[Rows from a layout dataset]
___

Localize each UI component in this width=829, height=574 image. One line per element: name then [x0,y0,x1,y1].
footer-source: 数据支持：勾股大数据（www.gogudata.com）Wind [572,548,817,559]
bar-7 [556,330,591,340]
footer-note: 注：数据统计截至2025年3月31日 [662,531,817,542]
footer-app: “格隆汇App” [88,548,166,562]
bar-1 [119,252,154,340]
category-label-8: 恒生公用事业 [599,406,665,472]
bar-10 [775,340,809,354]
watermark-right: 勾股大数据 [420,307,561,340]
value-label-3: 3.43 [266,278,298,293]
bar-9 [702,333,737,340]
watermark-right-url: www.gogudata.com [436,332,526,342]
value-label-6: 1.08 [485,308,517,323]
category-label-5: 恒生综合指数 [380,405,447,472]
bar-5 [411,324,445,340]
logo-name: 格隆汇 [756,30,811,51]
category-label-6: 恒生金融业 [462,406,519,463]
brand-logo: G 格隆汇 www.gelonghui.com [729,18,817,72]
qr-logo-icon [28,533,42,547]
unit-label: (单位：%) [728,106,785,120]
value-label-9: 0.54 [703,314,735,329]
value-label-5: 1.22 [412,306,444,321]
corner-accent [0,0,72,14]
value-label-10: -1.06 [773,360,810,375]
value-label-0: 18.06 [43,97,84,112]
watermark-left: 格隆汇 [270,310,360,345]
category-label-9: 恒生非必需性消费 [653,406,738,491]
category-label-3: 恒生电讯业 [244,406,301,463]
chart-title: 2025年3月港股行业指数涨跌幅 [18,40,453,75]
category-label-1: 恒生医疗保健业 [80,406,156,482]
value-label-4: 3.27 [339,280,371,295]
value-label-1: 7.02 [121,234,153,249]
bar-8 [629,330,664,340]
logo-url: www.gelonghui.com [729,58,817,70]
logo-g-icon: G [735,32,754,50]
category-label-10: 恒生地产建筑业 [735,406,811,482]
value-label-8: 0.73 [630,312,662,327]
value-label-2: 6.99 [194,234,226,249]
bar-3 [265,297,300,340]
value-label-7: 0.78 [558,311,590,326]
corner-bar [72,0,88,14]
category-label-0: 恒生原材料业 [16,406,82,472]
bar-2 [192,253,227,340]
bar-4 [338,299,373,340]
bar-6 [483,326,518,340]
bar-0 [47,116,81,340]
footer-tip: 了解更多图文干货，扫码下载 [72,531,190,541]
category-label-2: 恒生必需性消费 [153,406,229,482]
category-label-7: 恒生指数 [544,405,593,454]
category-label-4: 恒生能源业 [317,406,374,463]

___

Print every one of the entries above again, word for word and without any changes.

CORRECT RESPONSE:
Localize each UI component in this width=829, height=574 image. One line per element: name then [x0,y0,x1,y1].
footer-source: 数据支持：勾股大数据（www.gogudata.com）Wind [572,548,817,559]
bar-7 [556,330,591,340]
footer-note: 注：数据统计截至2025年3月31日 [662,531,817,542]
footer-app: “格隆汇App” [88,548,166,562]
bar-1 [119,252,154,340]
category-label-8: 恒生公用事业 [599,406,665,472]
bar-10 [775,340,809,354]
watermark-right: 勾股大数据 [420,307,561,340]
value-label-3: 3.43 [266,278,298,293]
bar-9 [702,333,737,340]
watermark-right-url: www.gogudata.com [436,332,526,342]
value-label-6: 1.08 [485,308,517,323]
category-label-5: 恒生综合指数 [380,405,447,472]
bar-5 [411,324,445,340]
logo-name: 格隆汇 [756,30,811,51]
category-label-6: 恒生金融业 [462,406,519,463]
brand-logo: G 格隆汇 www.gelonghui.com [729,18,817,72]
qr-logo-icon [28,533,42,547]
unit-label: (单位：%) [728,106,785,120]
value-label-9: 0.54 [703,314,735,329]
value-label-5: 1.22 [412,306,444,321]
corner-accent [0,0,72,14]
value-label-10: -1.06 [773,360,810,375]
value-label-0: 18.06 [43,97,84,112]
watermark-left: 格隆汇 [270,310,360,345]
category-label-9: 恒生非必需性消费 [653,406,738,491]
category-label-3: 恒生电讯业 [244,406,301,463]
chart-title: 2025年3月港股行业指数涨跌幅 [18,40,453,75]
category-label-1: 恒生医疗保健业 [80,406,156,482]
value-label-4: 3.27 [339,280,371,295]
value-label-1: 7.02 [121,234,153,249]
bar-8 [629,330,664,340]
logo-url: www.gelonghui.com [729,58,817,70]
logo-g-icon: G [735,32,754,50]
category-label-10: 恒生地产建筑业 [735,406,811,482]
value-label-8: 0.73 [630,312,662,327]
value-label-2: 6.99 [194,234,226,249]
bar-3 [265,297,300,340]
value-label-7: 0.78 [558,311,590,326]
corner-bar [72,0,88,14]
category-label-0: 恒生原材料业 [16,406,82,472]
bar-2 [192,253,227,340]
bar-4 [338,299,373,340]
bar-6 [483,326,518,340]
bar-0 [47,116,81,340]
footer-tip: 了解更多图文干货，扫码下载 [72,531,190,541]
category-label-2: 恒生必需性消费 [153,406,229,482]
category-label-7: 恒生指数 [544,405,593,454]
category-label-4: 恒生能源业 [317,406,374,463]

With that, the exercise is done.